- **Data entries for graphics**
+ + + + +

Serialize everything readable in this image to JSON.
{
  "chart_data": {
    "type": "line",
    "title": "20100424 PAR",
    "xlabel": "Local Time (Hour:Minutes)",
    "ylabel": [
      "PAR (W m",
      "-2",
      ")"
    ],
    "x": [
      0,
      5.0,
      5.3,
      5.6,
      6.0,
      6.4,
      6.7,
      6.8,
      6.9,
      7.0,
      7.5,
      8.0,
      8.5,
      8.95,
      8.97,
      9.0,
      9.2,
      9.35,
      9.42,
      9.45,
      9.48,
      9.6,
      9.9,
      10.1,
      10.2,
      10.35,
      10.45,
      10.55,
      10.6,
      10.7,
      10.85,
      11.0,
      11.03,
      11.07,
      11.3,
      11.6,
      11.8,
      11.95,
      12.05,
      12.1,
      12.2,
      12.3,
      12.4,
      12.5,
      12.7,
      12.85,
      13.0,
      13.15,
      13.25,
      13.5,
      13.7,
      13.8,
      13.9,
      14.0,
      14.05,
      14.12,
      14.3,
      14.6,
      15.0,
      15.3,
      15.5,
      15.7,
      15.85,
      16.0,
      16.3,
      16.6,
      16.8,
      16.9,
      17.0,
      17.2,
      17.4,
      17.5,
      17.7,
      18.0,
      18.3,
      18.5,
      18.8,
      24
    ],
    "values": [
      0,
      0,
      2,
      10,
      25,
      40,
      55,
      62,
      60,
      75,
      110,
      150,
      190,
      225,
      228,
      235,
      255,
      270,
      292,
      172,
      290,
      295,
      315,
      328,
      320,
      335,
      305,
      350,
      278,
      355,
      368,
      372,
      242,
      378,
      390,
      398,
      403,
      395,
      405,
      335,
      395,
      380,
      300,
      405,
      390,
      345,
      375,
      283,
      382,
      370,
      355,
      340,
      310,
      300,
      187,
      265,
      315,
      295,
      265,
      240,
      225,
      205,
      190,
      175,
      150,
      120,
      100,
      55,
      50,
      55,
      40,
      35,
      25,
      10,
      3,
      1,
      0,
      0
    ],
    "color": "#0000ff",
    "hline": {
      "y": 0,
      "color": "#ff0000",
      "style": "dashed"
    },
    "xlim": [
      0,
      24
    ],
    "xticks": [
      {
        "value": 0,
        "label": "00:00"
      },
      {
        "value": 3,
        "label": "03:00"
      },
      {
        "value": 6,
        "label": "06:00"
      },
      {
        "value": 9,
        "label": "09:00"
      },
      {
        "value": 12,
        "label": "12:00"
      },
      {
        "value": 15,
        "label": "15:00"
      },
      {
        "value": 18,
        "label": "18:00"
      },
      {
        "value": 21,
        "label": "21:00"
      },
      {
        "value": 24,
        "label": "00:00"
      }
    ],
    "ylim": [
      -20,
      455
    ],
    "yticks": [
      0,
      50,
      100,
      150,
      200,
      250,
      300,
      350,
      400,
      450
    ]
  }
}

+ + + + +

- **SHORT PROBLEM**
Retype the data in full and match it exactly.

- **RESULT OF THE TASK**
Serialize everything readable in this image to JSON.
{
  "chart_data": {
    "type": "line",
    "title": "20100424 PAR",
    "xlabel": "Local Time (Hour:Minutes)",
    "ylabel": [
      "PAR (W m",
      "-2",
      ")"
    ],
    "x": [
      0,
      5.0,
      5.3,
      5.6,
      6.0,
      6.4,
      6.7,
      6.8,
      6.9,
      7.0,
      7.5,
      8.0,
      8.5,
      8.95,
      8.97,
      9.0,
      9.2,
      9.35,
      9.42,
      9.45,
      9.48,
      9.6,
      9.9,
      10.1,
      10.2,
      10.35,
      10.45,
      10.55,
      10.6,
      10.7,
      10.85,
      11.0,
      11.03,
      11.07,
      11.3,
      11.6,
      11.8,
      11.95,
      12.05,
      12.1,
      12.2,
      12.3,
      12.4,
      12.5,
      12.7,
      12.85,
      13.0,
      13.15,
      13.25,
      13.5,
      13.7,
      13.8,
      13.9,
      14.0,
      14.05,
      14.12,
      14.3,
      14.6,
      15.0,
      15.3,
      15.5,
      15.7,
      15.85,
      16.0,
      16.3,
      16.6,
      16.8,
      16.9,
      17.0,
      17.2,
      17.4,
      17.5,
      17.7,
      18.0,
      18.3,
      18.5,
      18.8,
      24
    ],
    "values": [
      0,
      0,
      2,
      10,
      25,
      40,
      55,
      62,
      60,
      75,
      110,
      150,
      190,
      225,
      228,
      235,
      255,
      270,
      292,
      172,
      290,
      295,
      315,
      328,
      320,
      335,
      305,
      350,
      278,
      355,
      368,
      372,
      242,
      378,
      390,
      398,
      403,
      395,
      405,
      335,
      395,
      380,
      300,
      405,
      390,
      345,
      375,
      283,
      382,
      370,
      355,
      340,
      310,
      300,
      187,
      265,
      315,
      295,
      265,
      240,
      225,
      205,
      190,
      175,
      150,
      120,
      100,
      55,
      50,
      55,
      40,
      35,
      25,
      10,
      3,
      1,
      0,
      0
    ],
    "color": "#0000ff",
    "hline": {
      "y": 0,
      "color": "#ff0000",
      "style": "dashed"
    },
    "xlim": [
      0,
      24
    ],
    "xticks": [
      {
        "value": 0,
        "label": "00:00"
      },
      {
        "value": 3,
        "label": "03:00"
      },
      {
        "value": 6,
        "label": "06:00"
      },
      {
        "value": 9,
        "label": "09:00"
      },
      {
        "value": 12,
        "label": "12:00"
      },
      {
        "value": 15,
        "label": "15:00"
      },
      {
        "value": 18,
        "label": "18:00"
      },
      {
        "value": 21,
        "label": "21:00"
      },
      {
        "value": 24,
        "label": "00:00"
      }
    ],
    "ylim": [
      -20,
      455
    ],
    "yticks": [
      0,
      50,
      100,
      150,
      200,
      250,
      300,
      350,
      400,
      450
    ]
  }
}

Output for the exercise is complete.